§ Work to complete:
Please repeat all of the listing exactly.

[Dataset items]
::::::::::

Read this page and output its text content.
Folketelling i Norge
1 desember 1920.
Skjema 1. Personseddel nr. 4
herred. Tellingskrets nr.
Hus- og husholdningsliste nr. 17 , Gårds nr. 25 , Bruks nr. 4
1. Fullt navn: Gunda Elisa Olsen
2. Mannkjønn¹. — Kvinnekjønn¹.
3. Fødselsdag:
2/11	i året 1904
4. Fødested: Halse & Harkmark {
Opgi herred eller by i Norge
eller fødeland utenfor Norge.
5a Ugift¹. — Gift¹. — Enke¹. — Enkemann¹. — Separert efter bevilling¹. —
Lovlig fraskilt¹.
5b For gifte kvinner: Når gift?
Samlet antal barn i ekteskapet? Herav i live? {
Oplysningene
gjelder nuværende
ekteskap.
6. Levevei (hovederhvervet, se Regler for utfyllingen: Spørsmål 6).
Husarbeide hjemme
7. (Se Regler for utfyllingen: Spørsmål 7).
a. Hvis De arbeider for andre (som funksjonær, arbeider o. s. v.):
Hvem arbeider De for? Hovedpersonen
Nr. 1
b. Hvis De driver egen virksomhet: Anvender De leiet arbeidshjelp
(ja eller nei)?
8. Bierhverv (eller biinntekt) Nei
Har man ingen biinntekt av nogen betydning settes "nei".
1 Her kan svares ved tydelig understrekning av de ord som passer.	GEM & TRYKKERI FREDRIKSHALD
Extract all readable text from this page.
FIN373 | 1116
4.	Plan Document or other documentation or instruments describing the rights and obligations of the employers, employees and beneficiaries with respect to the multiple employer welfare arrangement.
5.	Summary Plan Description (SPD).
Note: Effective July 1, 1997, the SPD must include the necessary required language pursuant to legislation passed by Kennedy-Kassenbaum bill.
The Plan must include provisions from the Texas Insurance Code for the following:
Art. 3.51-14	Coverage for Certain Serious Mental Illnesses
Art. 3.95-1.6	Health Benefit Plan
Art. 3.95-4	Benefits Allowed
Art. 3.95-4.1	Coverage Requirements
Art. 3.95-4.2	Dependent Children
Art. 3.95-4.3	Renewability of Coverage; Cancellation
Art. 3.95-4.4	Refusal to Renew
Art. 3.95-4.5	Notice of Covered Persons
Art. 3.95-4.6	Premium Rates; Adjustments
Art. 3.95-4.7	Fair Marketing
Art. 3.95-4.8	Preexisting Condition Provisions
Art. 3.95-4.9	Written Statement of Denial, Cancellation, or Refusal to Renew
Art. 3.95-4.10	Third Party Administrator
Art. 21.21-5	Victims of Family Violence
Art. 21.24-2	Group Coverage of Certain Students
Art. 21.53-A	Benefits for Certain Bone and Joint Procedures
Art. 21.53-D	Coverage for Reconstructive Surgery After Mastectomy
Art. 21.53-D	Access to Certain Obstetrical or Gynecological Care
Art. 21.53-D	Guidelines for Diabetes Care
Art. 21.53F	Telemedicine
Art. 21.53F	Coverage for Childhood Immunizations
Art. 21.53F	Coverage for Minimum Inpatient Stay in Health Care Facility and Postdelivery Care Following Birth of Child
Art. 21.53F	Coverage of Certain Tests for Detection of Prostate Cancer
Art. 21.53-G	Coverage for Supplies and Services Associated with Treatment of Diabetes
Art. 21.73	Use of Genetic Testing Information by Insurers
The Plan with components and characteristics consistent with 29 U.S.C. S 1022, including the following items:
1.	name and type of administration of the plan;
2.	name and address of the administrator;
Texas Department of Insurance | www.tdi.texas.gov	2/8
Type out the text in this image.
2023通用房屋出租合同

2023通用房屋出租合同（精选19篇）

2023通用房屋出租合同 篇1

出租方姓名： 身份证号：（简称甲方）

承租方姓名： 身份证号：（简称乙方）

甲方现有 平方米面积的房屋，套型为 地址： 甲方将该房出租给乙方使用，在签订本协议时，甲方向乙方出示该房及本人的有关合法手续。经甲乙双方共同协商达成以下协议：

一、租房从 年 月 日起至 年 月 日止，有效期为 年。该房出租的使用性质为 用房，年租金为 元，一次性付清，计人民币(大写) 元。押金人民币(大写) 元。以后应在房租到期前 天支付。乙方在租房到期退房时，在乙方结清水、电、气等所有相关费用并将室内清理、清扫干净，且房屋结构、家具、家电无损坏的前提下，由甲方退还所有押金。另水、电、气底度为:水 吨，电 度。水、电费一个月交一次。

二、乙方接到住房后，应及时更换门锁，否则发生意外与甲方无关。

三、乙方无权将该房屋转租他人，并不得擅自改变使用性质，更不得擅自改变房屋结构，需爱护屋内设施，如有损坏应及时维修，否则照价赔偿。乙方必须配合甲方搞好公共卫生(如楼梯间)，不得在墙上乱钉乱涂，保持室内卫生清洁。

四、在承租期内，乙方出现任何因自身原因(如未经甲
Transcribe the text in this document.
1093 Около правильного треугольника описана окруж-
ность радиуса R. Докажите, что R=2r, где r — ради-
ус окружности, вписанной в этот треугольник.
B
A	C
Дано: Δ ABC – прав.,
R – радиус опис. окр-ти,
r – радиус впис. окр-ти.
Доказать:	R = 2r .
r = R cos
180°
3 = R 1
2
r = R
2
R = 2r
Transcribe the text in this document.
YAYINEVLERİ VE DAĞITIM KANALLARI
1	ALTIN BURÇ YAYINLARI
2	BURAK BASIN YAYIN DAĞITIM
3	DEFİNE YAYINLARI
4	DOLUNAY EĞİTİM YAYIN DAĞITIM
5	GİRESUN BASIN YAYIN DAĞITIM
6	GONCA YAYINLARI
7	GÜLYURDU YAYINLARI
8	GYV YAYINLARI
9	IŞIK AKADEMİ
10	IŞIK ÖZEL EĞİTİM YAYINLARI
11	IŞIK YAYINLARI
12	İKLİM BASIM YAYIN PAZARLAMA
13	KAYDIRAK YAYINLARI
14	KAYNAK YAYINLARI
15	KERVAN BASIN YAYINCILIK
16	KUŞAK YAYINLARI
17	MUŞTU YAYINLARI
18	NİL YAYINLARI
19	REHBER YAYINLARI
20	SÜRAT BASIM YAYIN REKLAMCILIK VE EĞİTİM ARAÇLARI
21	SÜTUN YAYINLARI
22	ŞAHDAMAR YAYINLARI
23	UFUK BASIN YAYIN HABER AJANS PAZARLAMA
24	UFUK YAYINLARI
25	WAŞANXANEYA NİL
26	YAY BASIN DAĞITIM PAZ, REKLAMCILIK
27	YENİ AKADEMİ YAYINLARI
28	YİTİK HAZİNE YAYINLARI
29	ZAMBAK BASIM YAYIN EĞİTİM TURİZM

::::::::::

§ Output below:
Read this page and output its text content.
Folketelling i Norge
1 desember 1920.
Skjema 1. Personseddel nr. 4
herred. Tellingskrets nr.
Hus- og husholdningsliste nr. 17 , Gårds nr. 25 , Bruks nr. 4
1. Fullt navn: Gunda Elisa Olsen
2. Mannkjønn¹. — Kvinnekjønn¹.
3. Fødselsdag:
2/11	i året 1904
4. Fødested: Halse & Harkmark {
Opgi herred eller by i Norge
eller fødeland utenfor Norge.
5a Ugift¹. — Gift¹. — Enke¹. — Enkemann¹. — Separert efter bevilling¹. —
Lovlig fraskilt¹.
5b For gifte kvinner: Når gift?
Samlet antal barn i ekteskapet? Herav i live? {
Oplysningene
gjelder nuværende
ekteskap.
6. Levevei (hovederhvervet, se Regler for utfyllingen: Spørsmål 6).
Husarbeide hjemme
7. (Se Regler for utfyllingen: Spørsmål 7).
a. Hvis De arbeider for andre (som funksjonær, arbeider o. s. v.):
Hvem arbeider De for? Hovedpersonen
Nr. 1
b. Hvis De driver egen virksomhet: Anvender De leiet arbeidshjelp
(ja eller nei)?
8. Bierhverv (eller biinntekt) Nei
Har man ingen biinntekt av nogen betydning settes "nei".
1 Her kan svares ved tydelig understrekning av de ord som passer.	GEM & TRYKKERI FREDRIKSHALD
Extract all readable text from this page.
FIN373 | 1116
4.	Plan Document or other documentation or instruments describing the rights and obligations of the employers, employees and beneficiaries with respect to the multiple employer welfare arrangement.
5.	Summary Plan Description (SPD).
Note: Effective July 1, 1997, the SPD must include the necessary required language pursuant to legislation passed by Kennedy-Kassenbaum bill.
The Plan must include provisions from the Texas Insurance Code for the following:
Art. 3.51-14	Coverage for Certain Serious Mental Illnesses
Art. 3.95-1.6	Health Benefit Plan
Art. 3.95-4	Benefits Allowed
Art. 3.95-4.1	Coverage Requirements
Art. 3.95-4.2	Dependent Children
Art. 3.95-4.3	Renewability of Coverage; Cancellation
Art. 3.95-4.4	Refusal to Renew
Art. 3.95-4.5	Notice of Covered Persons
Art. 3.95-4.6	Premium Rates; Adjustments
Art. 3.95-4.7	Fair Marketing
Art. 3.95-4.8	Preexisting Condition Provisions
Art. 3.95-4.9	Written Statement of Denial, Cancellation, or Refusal to Renew
Art. 3.95-4.10	Third Party Administrator
Art. 21.21-5	Victims of Family Violence
Art. 21.24-2	Group Coverage of Certain Students
Art. 21.53-A	Benefits for Certain Bone and Joint Procedures
Art. 21.53-D	Coverage for Reconstructive Surgery After Mastectomy
Art. 21.53-D	Access to Certain Obstetrical or Gynecological Care
Art. 21.53-D	Guidelines for Diabetes Care
Art. 21.53F	Telemedicine
Art. 21.53F	Coverage for Childhood Immunizations
Art. 21.53F	Coverage for Minimum Inpatient Stay in Health Care Facility and Postdelivery Care Following Birth of Child
Art. 21.53F	Coverage of Certain Tests for Detection of Prostate Cancer
Art. 21.53-G	Coverage for Supplies and Services Associated with Treatment of Diabetes
Art. 21.73	Use of Genetic Testing Information by Insurers
The Plan with components and characteristics consistent with 29 U.S.C. S 1022, including the following items:
1.	name and type of administration of the plan;
2.	name and address of the administrator;
Texas Department of Insurance | www.tdi.texas.gov	2/8
Type out the text in this image.
2023通用房屋出租合同

2023通用房屋出租合同（精选19篇）

2023通用房屋出租合同 篇1

出租方姓名： 身份证号：（简称甲方）

承租方姓名： 身份证号：（简称乙方）

甲方现有 平方米面积的房屋，套型为 地址： 甲方将该房出租给乙方使用，在签订本协议时，甲方向乙方出示该房及本人的有关合法手续。经甲乙双方共同协商达成以下协议：

一、租房从 年 月 日起至 年 月 日止，有效期为 年。该房出租的使用性质为 用房，年租金为 元，一次性付清，计人民币(大写) 元。押金人民币(大写) 元。以后应在房租到期前 天支付。乙方在租房到期退房时，在乙方结清水、电、气等所有相关费用并将室内清理、清扫干净，且房屋结构、家具、家电无损坏的前提下，由甲方退还所有押金。另水、电、气底度为:水 吨，电 度。水、电费一个月交一次。

二、乙方接到住房后，应及时更换门锁，否则发生意外与甲方无关。

三、乙方无权将该房屋转租他人，并不得擅自改变使用性质，更不得擅自改变房屋结构，需爱护屋内设施，如有损坏应及时维修，否则照价赔偿。乙方必须配合甲方搞好公共卫生(如楼梯间)，不得在墙上乱钉乱涂，保持室内卫生清洁。

四、在承租期内，乙方出现任何因自身原因(如未经甲
Transcribe the text in this document.
1093 Около правильного треугольника описана окруж-
ность радиуса R. Докажите, что R=2r, где r — ради-
ус окружности, вписанной в этот треугольник.
B
A	C
Дано: Δ ABC – прав.,
R – радиус опис. окр-ти,
r – радиус впис. окр-ти.
Доказать:	R = 2r .
r = R cos
180°
3 = R 1
2
r = R
2
R = 2r
Transcribe the text in this document.
YAYINEVLERİ VE DAĞITIM KANALLARI
1	ALTIN BURÇ YAYINLARI
2	BURAK BASIN YAYIN DAĞITIM
3	DEFİNE YAYINLARI
4	DOLUNAY EĞİTİM YAYIN DAĞITIM
5	GİRESUN BASIN YAYIN DAĞITIM
6	GONCA YAYINLARI
7	GÜLYURDU YAYINLARI
8	GYV YAYINLARI
9	IŞIK AKADEMİ
10	IŞIK ÖZEL EĞİTİM YAYINLARI
11	IŞIK YAYINLARI
12	İKLİM BASIM YAYIN PAZARLAMA
13	KAYDIRAK YAYINLARI
14	KAYNAK YAYINLARI
15	KERVAN BASIN YAYINCILIK
16	KUŞAK YAYINLARI
17	MUŞTU YAYINLARI
18	NİL YAYINLARI
19	REHBER YAYINLARI
20	SÜRAT BASIM YAYIN REKLAMCILIK VE EĞİTİM ARAÇLARI
21	SÜTUN YAYINLARI
22	ŞAHDAMAR YAYINLARI
23	UFUK BASIN YAYIN HABER AJANS PAZARLAMA
24	UFUK YAYINLARI
25	WAŞANXANEYA NİL
26	YAY BASIN DAĞITIM PAZ, REKLAMCILIK
27	YENİ AKADEMİ YAYINLARI
28	YİTİK HAZİNE YAYINLARI
29	ZAMBAK BASIM YAYIN EĞİTİM TURİZM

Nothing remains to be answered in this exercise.